INSTRUCTIONS TO FOLLOW.
Wherever the string "ylabel" occurs in a line of these records, report that line.

MATERIAL SHOWN.
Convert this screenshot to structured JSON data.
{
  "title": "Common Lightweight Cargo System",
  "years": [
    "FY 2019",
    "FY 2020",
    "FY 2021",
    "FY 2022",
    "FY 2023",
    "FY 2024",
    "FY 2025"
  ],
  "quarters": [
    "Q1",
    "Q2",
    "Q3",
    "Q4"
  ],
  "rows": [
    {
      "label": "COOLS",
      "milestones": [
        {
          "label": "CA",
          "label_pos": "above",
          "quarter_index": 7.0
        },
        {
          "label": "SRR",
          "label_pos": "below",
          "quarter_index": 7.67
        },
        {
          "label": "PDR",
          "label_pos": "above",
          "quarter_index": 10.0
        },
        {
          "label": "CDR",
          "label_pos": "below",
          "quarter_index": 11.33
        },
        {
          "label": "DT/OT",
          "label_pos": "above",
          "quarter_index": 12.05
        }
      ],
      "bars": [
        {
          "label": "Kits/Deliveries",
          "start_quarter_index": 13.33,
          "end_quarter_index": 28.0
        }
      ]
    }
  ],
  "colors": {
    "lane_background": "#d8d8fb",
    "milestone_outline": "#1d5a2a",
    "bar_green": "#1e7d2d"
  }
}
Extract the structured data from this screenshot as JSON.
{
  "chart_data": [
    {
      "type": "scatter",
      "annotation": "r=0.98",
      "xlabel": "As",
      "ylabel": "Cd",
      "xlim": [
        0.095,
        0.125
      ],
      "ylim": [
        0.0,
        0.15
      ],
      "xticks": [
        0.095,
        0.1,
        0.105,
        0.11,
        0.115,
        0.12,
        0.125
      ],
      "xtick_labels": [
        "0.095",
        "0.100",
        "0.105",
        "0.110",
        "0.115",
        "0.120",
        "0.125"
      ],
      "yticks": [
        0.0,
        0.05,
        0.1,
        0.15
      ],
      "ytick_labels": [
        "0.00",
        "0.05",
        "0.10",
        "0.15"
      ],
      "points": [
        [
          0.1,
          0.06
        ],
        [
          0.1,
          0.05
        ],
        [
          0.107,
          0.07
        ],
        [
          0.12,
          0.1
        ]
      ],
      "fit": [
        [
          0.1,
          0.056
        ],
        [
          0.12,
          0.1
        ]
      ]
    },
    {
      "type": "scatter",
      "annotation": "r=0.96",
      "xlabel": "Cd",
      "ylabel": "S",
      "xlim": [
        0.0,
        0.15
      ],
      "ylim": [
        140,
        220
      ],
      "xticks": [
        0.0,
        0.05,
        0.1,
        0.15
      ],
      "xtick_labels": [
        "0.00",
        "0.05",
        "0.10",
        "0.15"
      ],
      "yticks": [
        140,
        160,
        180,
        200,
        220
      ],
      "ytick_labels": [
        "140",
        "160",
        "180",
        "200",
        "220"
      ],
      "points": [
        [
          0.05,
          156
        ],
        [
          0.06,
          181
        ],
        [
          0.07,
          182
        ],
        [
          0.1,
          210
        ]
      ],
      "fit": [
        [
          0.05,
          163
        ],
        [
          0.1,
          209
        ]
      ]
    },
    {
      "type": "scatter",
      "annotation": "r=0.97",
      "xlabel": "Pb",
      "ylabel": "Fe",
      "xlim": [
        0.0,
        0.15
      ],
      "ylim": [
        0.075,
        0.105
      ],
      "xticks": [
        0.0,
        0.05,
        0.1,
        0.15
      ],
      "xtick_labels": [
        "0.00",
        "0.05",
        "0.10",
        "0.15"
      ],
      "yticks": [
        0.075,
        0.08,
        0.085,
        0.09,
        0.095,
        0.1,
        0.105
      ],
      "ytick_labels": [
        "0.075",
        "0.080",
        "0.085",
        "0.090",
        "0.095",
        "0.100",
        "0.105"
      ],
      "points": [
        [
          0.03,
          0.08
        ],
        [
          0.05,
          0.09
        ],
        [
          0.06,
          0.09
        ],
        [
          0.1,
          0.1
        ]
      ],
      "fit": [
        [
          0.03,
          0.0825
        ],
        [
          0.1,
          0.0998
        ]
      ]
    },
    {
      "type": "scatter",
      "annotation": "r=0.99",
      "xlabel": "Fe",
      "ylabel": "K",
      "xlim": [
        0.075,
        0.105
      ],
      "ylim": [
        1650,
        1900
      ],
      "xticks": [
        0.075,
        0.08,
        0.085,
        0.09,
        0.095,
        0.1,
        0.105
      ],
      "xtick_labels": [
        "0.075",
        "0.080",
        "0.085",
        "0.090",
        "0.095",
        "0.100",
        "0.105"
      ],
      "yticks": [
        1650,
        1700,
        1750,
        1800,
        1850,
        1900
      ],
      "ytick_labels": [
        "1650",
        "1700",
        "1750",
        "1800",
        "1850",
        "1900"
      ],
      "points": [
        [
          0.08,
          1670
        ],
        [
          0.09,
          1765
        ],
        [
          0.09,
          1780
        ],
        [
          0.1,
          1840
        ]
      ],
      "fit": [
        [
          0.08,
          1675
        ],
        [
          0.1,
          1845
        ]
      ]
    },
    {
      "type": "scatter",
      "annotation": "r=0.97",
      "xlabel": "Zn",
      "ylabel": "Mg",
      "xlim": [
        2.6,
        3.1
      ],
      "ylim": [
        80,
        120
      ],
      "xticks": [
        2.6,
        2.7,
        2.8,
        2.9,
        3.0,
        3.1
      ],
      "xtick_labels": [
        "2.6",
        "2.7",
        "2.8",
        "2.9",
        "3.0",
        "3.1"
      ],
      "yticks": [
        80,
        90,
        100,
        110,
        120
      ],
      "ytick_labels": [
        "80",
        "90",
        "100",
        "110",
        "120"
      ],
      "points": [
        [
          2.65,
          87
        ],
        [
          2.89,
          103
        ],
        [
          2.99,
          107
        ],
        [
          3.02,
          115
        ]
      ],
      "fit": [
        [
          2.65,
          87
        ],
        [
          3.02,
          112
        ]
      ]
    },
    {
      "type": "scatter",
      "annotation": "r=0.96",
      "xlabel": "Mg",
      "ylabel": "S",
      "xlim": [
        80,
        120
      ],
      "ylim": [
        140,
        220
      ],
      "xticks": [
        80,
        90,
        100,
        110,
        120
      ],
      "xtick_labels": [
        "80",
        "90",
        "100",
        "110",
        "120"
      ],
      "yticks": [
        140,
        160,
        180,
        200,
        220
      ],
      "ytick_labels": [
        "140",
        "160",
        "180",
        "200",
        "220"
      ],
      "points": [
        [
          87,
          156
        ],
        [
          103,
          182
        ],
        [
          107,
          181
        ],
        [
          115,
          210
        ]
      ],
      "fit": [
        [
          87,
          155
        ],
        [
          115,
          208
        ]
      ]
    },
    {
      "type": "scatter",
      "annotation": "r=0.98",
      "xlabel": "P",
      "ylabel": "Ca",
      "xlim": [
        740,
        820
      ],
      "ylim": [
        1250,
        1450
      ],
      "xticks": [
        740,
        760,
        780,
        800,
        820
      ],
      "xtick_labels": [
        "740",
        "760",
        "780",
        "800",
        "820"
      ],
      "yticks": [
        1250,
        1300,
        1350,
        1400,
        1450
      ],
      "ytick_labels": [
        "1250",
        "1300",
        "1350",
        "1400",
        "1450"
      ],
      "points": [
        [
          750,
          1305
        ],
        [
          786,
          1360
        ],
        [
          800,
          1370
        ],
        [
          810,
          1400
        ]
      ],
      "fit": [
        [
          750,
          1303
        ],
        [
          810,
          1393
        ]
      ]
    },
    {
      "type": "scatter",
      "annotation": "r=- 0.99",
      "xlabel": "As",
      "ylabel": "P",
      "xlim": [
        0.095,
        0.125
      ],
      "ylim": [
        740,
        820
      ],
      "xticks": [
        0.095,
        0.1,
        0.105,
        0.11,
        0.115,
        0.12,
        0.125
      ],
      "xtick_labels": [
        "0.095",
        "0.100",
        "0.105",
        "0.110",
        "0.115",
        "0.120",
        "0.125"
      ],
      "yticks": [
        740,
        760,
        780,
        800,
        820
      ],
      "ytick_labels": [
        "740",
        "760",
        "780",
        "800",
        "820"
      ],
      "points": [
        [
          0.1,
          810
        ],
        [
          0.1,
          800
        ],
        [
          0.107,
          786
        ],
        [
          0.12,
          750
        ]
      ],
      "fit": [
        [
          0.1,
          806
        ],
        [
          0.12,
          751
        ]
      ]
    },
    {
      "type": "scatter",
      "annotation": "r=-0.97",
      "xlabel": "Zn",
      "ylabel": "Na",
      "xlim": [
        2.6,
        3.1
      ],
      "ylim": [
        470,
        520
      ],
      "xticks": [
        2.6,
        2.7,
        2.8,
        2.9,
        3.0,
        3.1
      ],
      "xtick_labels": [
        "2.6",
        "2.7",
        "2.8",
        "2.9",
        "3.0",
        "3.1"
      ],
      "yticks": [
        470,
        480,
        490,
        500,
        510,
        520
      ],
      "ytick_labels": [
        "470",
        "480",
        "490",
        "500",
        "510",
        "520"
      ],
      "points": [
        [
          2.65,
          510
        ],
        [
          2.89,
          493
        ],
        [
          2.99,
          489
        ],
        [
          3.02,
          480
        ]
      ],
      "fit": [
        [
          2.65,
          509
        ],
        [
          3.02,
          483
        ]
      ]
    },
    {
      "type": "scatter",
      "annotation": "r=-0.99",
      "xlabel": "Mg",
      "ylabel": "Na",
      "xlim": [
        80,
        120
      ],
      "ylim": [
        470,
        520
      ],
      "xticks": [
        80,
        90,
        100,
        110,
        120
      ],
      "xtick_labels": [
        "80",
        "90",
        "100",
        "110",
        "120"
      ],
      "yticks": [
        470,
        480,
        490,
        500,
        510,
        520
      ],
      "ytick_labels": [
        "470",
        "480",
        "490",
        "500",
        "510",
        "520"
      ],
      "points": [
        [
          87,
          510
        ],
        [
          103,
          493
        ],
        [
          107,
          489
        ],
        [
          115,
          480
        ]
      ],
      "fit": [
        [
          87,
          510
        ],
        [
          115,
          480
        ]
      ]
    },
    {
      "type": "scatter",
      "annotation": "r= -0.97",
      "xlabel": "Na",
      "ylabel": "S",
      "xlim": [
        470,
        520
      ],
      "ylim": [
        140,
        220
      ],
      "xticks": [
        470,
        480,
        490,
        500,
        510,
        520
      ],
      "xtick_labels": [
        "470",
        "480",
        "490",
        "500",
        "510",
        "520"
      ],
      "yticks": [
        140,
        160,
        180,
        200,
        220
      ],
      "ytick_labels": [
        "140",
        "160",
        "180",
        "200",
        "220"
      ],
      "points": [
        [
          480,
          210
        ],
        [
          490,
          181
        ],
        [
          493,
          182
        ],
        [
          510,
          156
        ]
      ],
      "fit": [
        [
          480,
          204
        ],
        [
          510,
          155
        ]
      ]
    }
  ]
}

THE OUTPUT.
      "ylabel": "Cd",
      "ylabel": "S",
      "ylabel": "Fe",
      "ylabel": "K",
      "ylabel": "Mg",
      "ylabel": "S",
      "ylabel": "Ca",
      "ylabel": "P",
      "ylabel": "Na",
      "ylabel": "Na",
      "ylabel": "S",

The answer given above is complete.